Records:
* * * * * * * * *

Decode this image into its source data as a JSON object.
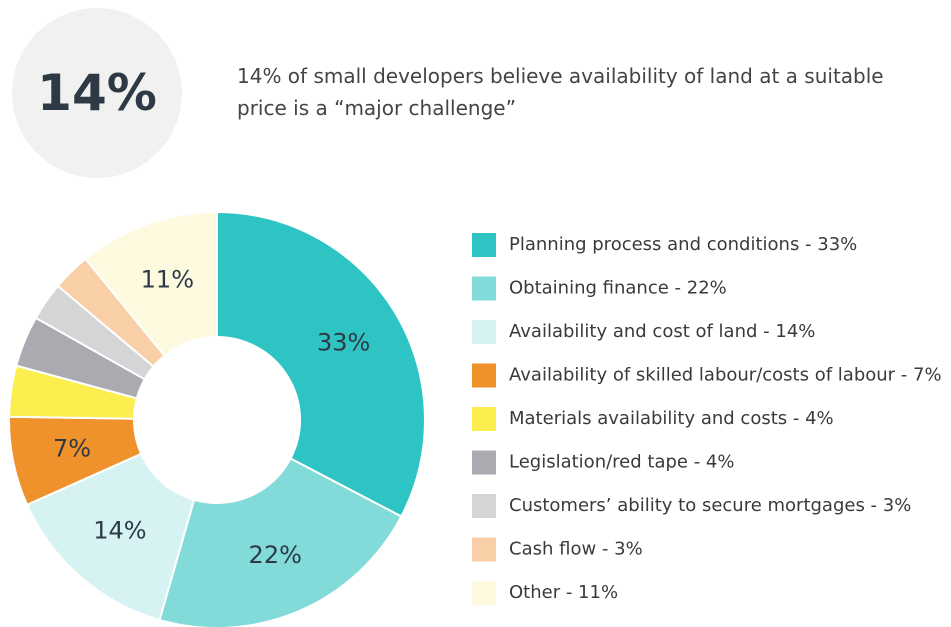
{
  "header": {
    "stat": "14%",
    "text": "14% of small developers believe availability of land at a suitable price is a “major challenge”"
  },
  "chart_data": {
    "type": "donut",
    "categories": [
      "Planning process and conditions - 33%",
      "Obtaining finance - 22%",
      "Availability and cost of land - 14%",
      "Availability of skilled labour/costs of labour - 7%",
      "Materials availability and costs - 4%",
      "Legislation/red tape - 4%",
      "Customers’ ability to secure mortgages - 3%",
      "Cash flow - 3%",
      "Other - 11%"
    ],
    "values": [
      33,
      22,
      14,
      7,
      4,
      4,
      3,
      3,
      11
    ],
    "value_labels": [
      "33%",
      "22%",
      "14%",
      "7%",
      null,
      null,
      null,
      null,
      "11%"
    ],
    "colors": [
      "#2ec4c3",
      "#82dbd9",
      "#d6f2f2",
      "#f0922b",
      "#fcee4f",
      "#a9abb0",
      "#d4d5d7",
      "#f9cfa7",
      "#fefae0"
    ]
  }
}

* * * * * * * * *

> _What the task requires_:
Exclude the images, then output the data above word for word.

> _Complete answer_:
Decode this image into its source data as a JSON object.
{
  "header": {
    "stat": "14%",
    "text": "14% of small developers believe availability of land at a suitable price is a “major challenge”"
  },
  "chart_data": {
    "type": "donut",
    "categories": [
      "Planning process and conditions - 33%",
      "Obtaining finance - 22%",
      "Availability and cost of land - 14%",
      "Availability of skilled labour/costs of labour - 7%",
      "Materials availability and costs - 4%",
      "Legislation/red tape - 4%",
      "Customers’ ability to secure mortgages - 3%",
      "Cash flow - 3%",
      "Other - 11%"
    ],
    "values": [
      33,
      22,
      14,
      7,
      4,
      4,
      3,
      3,
      11
    ],
    "value_labels": [
      "33%",
      "22%",
      "14%",
      "7%",
      null,
      null,
      null,
      null,
      "11%"
    ],
    "colors": [
      "#2ec4c3",
      "#82dbd9",
      "#d6f2f2",
      "#f0922b",
      "#fcee4f",
      "#a9abb0",
      "#d4d5d7",
      "#f9cfa7",
      "#fefae0"
    ]
  }
}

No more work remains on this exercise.